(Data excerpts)
|---|
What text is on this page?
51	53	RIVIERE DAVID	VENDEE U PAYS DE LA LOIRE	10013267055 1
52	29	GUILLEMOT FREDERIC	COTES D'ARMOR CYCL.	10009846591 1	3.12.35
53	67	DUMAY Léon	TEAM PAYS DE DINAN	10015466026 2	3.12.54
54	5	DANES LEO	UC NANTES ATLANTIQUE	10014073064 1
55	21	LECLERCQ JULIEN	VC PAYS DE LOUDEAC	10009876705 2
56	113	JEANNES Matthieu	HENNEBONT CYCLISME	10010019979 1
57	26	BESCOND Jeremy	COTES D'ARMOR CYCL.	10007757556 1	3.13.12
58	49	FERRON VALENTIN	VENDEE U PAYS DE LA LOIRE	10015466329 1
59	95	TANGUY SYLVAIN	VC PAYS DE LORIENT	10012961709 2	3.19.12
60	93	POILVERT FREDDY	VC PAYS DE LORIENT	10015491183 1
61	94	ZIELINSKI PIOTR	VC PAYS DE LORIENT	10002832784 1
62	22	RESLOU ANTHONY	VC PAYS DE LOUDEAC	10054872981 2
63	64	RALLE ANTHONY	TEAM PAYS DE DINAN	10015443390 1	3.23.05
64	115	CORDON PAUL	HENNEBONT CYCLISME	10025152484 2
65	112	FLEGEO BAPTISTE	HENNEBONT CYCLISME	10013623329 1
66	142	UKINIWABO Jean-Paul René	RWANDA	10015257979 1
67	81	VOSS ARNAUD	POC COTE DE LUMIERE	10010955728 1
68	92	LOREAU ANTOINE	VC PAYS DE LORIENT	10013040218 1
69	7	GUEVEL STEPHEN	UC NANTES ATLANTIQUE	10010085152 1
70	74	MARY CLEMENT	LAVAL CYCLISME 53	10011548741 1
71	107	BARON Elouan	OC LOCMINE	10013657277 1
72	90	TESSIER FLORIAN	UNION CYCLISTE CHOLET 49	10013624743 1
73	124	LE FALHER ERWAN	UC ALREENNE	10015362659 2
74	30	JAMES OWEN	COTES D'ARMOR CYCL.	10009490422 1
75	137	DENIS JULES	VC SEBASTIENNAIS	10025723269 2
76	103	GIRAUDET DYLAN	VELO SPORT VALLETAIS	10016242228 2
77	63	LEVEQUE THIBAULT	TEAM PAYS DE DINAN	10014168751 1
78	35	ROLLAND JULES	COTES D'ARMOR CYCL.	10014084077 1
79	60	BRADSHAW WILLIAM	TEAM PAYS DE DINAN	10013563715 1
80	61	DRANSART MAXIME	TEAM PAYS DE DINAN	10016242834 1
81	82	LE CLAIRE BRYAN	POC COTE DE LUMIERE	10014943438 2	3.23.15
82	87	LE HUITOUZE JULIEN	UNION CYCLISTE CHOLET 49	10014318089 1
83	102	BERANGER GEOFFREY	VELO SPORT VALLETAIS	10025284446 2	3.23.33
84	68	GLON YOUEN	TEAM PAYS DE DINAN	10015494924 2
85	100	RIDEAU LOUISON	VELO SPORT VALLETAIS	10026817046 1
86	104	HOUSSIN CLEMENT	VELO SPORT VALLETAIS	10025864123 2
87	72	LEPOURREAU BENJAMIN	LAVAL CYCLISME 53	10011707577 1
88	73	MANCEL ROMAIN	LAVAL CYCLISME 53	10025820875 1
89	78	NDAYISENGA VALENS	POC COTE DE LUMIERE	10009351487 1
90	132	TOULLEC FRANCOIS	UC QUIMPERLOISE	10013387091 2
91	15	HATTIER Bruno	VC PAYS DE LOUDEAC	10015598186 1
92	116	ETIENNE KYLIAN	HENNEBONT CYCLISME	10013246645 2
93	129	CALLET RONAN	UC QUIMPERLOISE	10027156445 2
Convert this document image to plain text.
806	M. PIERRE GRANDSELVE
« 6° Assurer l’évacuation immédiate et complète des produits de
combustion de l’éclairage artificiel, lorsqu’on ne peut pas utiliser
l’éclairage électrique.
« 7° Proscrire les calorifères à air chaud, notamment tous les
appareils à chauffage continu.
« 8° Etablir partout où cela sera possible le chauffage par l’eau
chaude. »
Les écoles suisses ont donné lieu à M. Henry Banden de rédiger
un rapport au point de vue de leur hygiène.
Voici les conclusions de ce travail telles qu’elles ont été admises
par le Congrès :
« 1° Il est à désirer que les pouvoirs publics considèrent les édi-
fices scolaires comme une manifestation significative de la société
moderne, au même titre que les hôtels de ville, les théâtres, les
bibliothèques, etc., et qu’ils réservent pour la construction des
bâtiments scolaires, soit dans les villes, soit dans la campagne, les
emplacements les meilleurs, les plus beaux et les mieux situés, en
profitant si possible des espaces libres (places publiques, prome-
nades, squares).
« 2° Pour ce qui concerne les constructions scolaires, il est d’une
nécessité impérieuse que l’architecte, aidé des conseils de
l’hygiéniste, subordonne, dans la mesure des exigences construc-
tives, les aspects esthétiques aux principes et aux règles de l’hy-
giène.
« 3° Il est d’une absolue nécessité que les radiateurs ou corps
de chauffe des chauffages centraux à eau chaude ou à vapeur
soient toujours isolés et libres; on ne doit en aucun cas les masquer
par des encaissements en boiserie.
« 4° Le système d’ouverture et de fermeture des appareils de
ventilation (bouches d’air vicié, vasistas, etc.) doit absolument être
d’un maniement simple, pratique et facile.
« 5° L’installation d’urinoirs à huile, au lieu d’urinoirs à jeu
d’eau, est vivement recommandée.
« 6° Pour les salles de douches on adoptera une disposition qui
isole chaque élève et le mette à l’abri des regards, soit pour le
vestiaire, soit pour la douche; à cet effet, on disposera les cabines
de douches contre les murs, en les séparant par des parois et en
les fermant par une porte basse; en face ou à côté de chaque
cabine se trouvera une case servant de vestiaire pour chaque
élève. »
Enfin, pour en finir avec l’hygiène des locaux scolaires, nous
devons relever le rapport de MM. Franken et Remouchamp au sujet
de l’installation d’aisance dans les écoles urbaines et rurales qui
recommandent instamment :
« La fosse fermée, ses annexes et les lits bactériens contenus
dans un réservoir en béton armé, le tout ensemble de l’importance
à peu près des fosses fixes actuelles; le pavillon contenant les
|---|
| WHAT NEEDS TO BE DONE |
Pull out each line of the records holding the string "chaude".

| SOLUTION FOR THIS TASK |
chaude. »
de chauffe des chauffages centraux à eau chaude ou à vapeur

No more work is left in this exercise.